◆ What is expected
In the items below, turn the lines from the one containing "Patent image size: (528, 880)." through the one containing "The mounting channels 36 is at (175, 667).", both included, into a numbered list that skips blank lines.

# START OF Recorded data

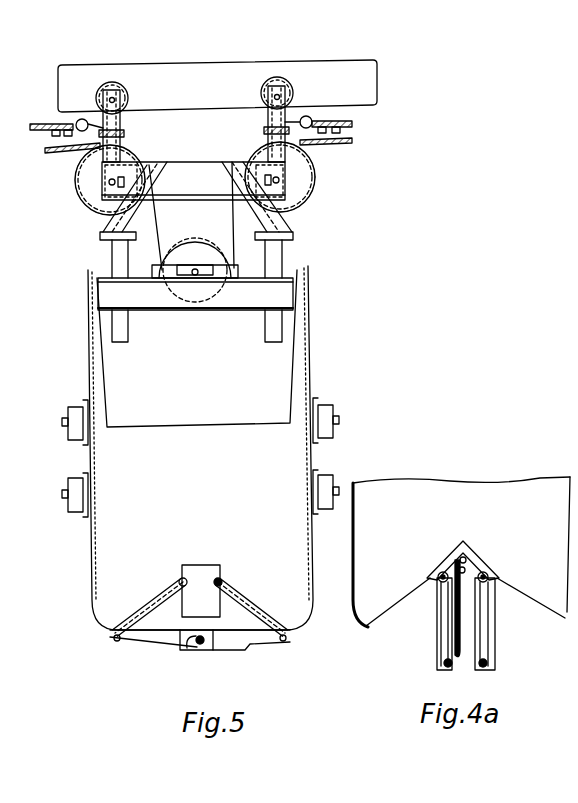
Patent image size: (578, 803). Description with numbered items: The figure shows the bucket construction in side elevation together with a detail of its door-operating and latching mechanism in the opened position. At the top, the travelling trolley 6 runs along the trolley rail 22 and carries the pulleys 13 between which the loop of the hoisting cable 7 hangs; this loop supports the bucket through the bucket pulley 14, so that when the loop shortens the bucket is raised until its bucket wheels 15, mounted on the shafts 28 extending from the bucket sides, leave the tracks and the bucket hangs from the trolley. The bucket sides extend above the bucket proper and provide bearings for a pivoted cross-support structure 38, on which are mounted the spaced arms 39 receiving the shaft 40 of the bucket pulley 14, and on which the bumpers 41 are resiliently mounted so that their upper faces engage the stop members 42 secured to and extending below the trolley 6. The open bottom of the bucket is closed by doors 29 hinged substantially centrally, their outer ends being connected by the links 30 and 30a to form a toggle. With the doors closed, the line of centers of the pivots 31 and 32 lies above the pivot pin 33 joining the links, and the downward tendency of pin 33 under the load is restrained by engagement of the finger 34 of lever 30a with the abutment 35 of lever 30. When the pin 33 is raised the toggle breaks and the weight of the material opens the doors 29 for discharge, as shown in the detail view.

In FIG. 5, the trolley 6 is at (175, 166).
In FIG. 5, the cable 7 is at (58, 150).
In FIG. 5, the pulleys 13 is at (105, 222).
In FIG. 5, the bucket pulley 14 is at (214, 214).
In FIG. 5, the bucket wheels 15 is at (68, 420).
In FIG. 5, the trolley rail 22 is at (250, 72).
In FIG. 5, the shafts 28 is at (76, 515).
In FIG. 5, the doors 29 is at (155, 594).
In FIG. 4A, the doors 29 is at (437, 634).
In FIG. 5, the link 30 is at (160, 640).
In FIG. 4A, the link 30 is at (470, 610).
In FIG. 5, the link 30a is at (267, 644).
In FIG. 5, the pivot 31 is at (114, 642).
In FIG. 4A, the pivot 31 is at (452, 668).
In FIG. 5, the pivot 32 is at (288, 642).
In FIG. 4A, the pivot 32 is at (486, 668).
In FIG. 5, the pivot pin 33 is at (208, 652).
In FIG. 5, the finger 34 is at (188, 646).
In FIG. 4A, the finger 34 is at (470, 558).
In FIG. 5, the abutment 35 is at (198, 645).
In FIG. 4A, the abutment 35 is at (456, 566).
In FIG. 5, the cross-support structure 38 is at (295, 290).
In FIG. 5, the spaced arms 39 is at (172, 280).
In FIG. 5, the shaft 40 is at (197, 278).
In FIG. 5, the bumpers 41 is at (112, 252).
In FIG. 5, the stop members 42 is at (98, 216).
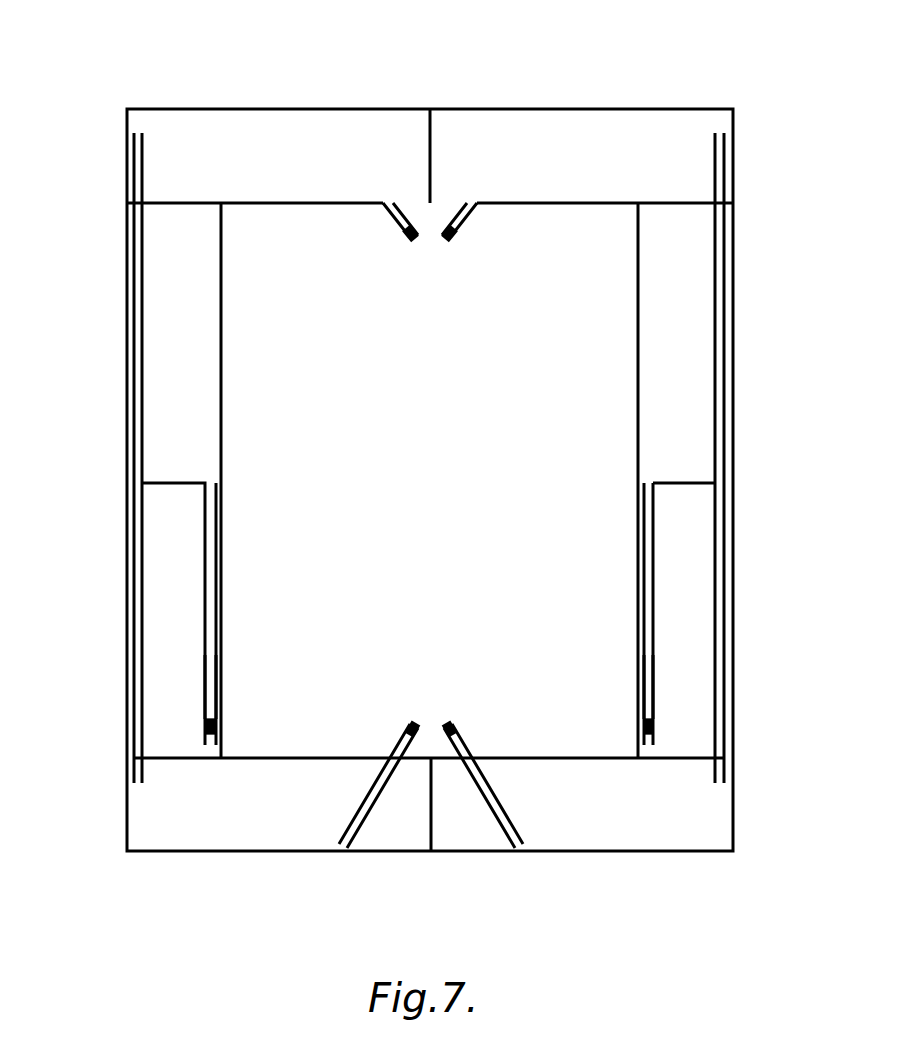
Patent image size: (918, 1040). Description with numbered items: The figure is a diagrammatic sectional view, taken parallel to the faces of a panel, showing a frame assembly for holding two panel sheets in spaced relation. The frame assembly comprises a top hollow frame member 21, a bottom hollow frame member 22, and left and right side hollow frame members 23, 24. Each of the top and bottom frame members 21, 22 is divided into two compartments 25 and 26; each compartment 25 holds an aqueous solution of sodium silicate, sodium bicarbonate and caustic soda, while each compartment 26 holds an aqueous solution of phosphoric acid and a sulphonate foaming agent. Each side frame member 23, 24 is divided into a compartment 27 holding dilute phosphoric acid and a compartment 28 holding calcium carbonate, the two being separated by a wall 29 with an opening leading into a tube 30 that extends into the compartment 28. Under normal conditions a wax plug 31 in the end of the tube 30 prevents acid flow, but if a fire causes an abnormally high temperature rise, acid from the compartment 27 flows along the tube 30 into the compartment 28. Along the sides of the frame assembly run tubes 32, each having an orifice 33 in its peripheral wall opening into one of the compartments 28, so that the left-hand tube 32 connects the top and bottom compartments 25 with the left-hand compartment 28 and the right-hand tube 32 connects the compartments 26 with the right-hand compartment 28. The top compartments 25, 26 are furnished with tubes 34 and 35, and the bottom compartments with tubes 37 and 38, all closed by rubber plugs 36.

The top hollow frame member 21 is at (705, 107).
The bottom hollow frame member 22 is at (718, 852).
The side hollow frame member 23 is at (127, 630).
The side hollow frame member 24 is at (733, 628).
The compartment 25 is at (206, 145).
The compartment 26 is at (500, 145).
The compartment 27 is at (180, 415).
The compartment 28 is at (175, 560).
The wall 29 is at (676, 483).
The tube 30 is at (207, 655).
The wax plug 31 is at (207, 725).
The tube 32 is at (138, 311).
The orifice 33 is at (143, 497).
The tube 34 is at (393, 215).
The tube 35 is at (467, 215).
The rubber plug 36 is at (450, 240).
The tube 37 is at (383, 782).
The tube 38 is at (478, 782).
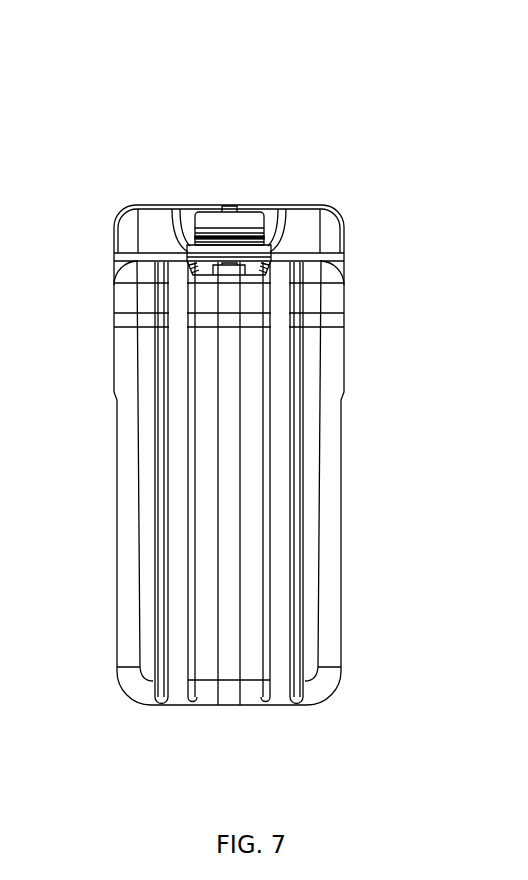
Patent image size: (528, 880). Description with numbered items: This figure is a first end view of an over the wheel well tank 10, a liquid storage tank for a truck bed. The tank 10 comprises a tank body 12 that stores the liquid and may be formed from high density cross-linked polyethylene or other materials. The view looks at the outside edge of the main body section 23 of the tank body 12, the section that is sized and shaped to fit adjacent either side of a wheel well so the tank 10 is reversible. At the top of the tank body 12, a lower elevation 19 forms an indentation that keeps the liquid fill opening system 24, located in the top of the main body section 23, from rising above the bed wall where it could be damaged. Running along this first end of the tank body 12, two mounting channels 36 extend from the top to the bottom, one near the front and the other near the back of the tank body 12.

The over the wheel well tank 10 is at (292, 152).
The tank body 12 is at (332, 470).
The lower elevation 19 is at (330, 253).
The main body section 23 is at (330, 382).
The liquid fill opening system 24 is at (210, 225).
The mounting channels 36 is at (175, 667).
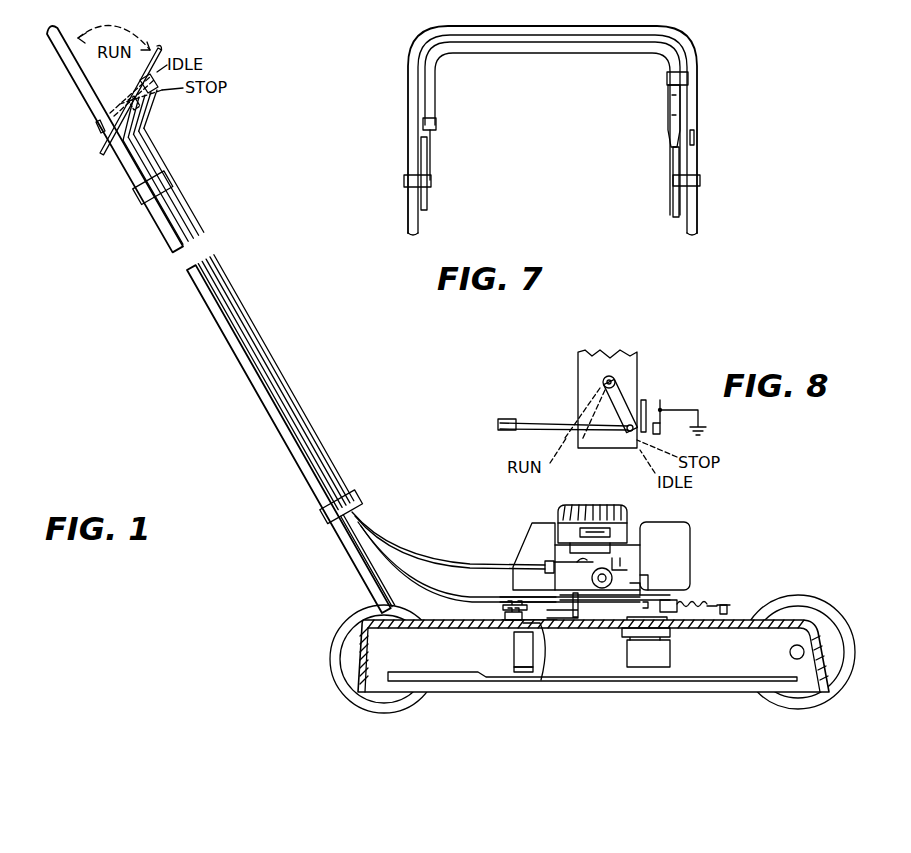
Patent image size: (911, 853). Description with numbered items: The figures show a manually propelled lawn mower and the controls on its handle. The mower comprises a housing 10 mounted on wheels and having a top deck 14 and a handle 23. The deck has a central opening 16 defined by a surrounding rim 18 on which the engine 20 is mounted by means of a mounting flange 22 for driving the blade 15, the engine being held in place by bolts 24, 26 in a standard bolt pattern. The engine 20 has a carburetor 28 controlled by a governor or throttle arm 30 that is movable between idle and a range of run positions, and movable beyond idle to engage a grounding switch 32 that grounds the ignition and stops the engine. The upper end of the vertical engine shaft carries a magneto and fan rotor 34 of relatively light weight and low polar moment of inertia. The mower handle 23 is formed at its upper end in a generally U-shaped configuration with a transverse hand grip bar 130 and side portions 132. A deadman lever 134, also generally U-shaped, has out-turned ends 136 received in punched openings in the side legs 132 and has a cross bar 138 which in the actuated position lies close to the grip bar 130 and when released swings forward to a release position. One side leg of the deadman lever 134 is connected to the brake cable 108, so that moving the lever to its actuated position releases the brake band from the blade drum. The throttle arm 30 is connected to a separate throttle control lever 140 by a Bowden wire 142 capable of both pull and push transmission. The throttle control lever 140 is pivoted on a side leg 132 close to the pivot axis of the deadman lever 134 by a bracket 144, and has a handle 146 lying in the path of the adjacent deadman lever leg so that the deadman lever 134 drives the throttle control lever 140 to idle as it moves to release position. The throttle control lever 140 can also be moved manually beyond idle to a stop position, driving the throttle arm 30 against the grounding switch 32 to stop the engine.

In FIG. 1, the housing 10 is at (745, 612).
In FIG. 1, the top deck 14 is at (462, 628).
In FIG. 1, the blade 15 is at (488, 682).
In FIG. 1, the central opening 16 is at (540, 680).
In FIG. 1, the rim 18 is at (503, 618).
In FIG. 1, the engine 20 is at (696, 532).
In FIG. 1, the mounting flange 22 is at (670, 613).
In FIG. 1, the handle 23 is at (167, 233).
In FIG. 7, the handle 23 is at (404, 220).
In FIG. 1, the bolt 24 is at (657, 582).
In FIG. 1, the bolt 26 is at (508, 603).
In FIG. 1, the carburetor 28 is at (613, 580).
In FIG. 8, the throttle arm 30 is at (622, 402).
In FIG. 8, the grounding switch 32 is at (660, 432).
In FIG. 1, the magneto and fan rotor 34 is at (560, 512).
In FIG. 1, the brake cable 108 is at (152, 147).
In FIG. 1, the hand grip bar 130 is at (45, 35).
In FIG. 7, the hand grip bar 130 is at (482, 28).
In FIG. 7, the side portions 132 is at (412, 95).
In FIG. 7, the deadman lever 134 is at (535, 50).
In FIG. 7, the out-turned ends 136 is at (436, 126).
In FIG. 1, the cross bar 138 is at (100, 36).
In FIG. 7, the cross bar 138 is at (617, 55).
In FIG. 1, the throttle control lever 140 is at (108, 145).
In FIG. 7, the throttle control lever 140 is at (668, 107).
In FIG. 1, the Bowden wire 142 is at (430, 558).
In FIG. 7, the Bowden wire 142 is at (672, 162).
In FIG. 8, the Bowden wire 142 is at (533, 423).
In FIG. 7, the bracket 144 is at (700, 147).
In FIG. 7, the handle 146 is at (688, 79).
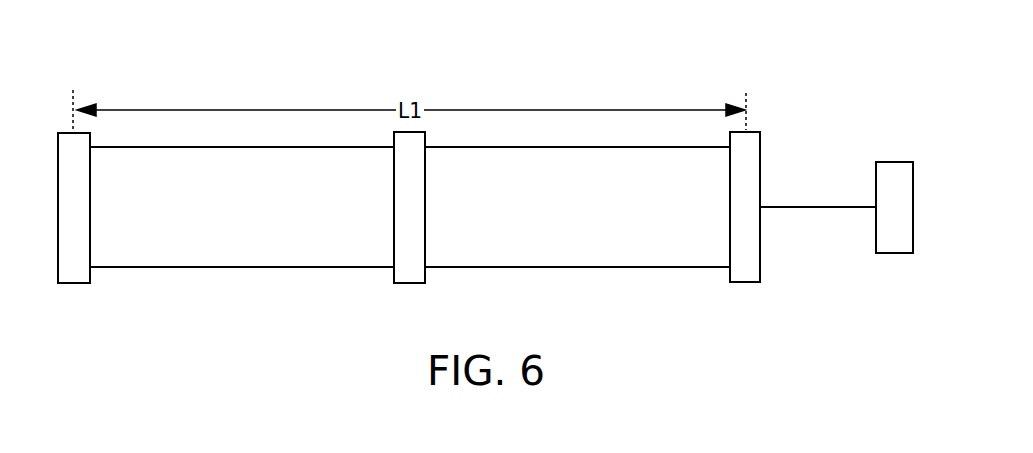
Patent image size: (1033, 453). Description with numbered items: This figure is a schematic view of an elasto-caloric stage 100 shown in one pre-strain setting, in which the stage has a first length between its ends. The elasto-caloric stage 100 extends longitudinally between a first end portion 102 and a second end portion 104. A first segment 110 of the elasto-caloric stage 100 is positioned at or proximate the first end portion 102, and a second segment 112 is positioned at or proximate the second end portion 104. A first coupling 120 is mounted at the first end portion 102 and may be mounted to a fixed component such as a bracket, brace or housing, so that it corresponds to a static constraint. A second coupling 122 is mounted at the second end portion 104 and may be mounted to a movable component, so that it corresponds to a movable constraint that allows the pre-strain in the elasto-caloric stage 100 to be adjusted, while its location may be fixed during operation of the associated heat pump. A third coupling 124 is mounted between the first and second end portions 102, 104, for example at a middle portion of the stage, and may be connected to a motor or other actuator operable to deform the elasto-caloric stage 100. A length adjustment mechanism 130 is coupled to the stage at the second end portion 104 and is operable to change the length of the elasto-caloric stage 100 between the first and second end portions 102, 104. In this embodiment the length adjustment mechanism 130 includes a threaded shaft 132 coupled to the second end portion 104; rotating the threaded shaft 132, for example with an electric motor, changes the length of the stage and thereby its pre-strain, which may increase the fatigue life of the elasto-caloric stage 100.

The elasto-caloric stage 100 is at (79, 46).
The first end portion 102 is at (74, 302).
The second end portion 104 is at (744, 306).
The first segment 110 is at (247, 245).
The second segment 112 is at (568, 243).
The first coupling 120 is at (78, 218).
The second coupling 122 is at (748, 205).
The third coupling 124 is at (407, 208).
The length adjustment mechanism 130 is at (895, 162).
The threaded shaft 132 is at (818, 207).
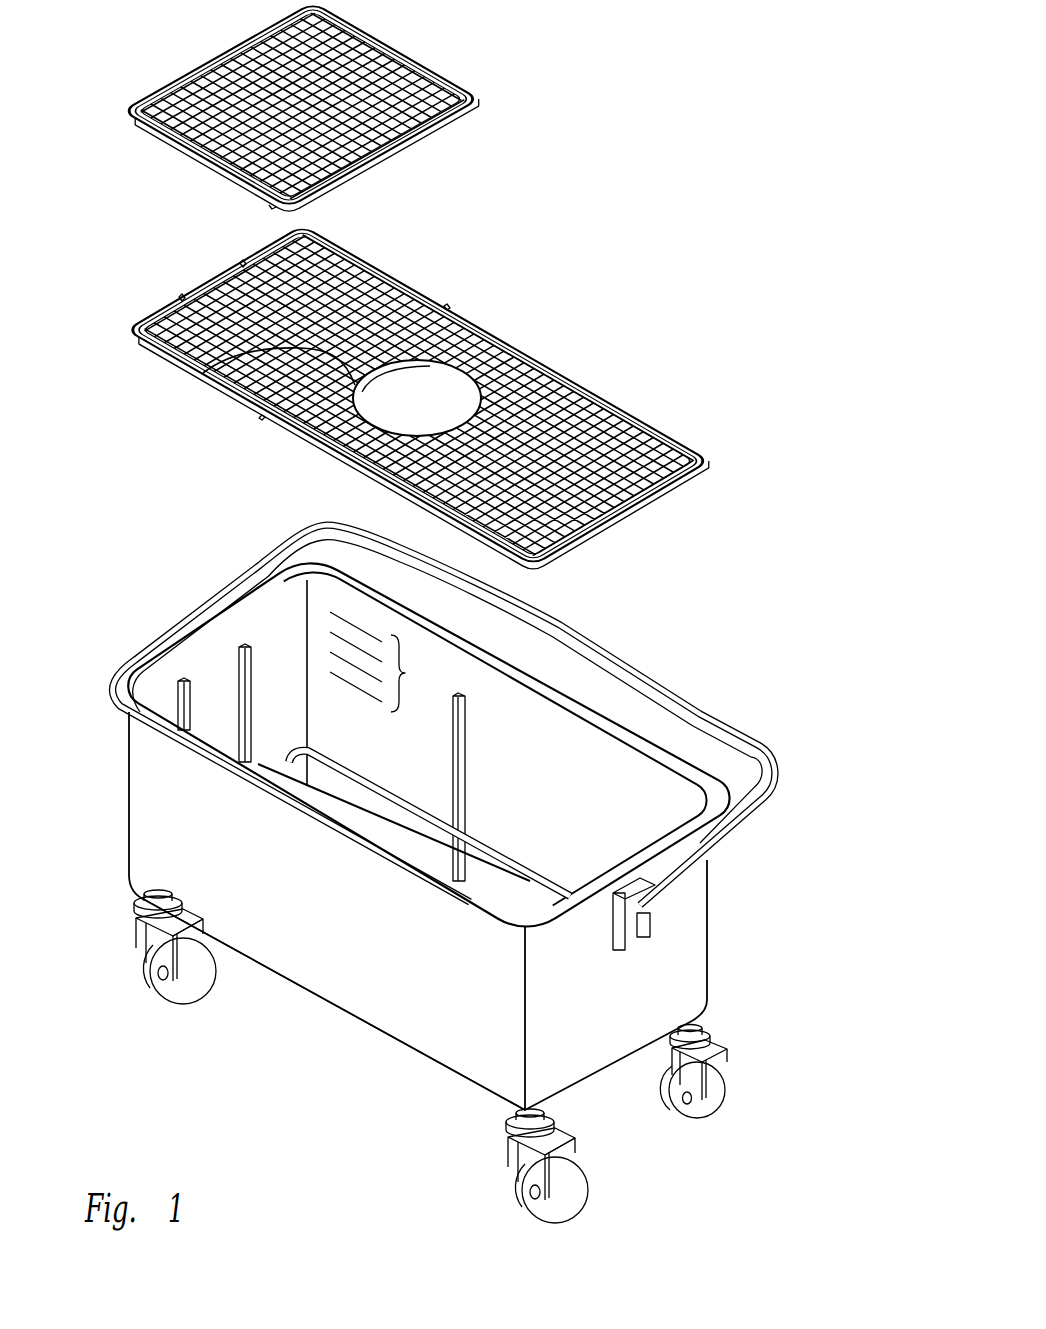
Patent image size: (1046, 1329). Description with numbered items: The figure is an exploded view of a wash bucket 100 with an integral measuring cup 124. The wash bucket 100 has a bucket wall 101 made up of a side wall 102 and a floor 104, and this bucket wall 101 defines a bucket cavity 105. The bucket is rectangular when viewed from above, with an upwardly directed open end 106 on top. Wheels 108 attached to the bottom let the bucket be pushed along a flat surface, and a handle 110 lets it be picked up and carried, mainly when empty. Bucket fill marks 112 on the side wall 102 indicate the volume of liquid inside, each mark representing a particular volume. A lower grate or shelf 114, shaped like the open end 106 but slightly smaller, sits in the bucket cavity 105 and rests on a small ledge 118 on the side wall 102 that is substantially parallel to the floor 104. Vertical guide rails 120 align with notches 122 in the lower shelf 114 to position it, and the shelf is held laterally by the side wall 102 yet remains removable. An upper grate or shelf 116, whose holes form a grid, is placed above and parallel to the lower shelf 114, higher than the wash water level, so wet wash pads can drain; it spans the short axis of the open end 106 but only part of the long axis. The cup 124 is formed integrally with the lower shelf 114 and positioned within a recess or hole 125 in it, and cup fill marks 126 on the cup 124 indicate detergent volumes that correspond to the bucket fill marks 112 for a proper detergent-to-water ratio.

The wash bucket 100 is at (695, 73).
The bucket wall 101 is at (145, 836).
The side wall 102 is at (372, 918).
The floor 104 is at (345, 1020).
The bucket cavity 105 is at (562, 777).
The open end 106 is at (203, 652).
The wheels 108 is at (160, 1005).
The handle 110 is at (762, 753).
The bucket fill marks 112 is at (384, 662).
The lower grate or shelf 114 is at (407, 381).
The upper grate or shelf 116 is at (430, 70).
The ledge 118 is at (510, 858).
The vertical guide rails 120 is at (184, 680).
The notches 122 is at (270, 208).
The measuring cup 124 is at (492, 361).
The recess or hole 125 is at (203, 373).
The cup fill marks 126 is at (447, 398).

# END OF Recorded data

◆ The result
1. Patent image size: (528, 880). Description with numbered items: This figure is a first end view of an over the wheel well tank 10, a liquid storage tank for a truck bed. The tank 10 comprises a tank body 12 that stores the liquid and may be formed from high density cross-linked polyethylene or other materials. The view looks at the outside edge of the main body section 23 of the tank body 12, the section that is sized and shaped to fit adjacent either side of a wheel well so the tank 10 is reversible. At the top of the tank body 12, a lower elevation 19 forms an indentation that keeps the liquid fill opening system 24, located in the top of the main body section 23, from rising above the bed wall where it could be damaged. Running along this first end of the tank body 12, two mounting channels 36 extend from the top to the bottom, one near the front and the other near the back of the tank body 12.
2. The over the wheel well tank 10 is at (292, 152).
3. The tank body 12 is at (332, 470).
4. The lower elevation 19 is at (330, 253).
5. The main body section 23 is at (330, 382).
6. The liquid fill opening system 24 is at (210, 225).
7. The mounting channels 36 is at (175, 667).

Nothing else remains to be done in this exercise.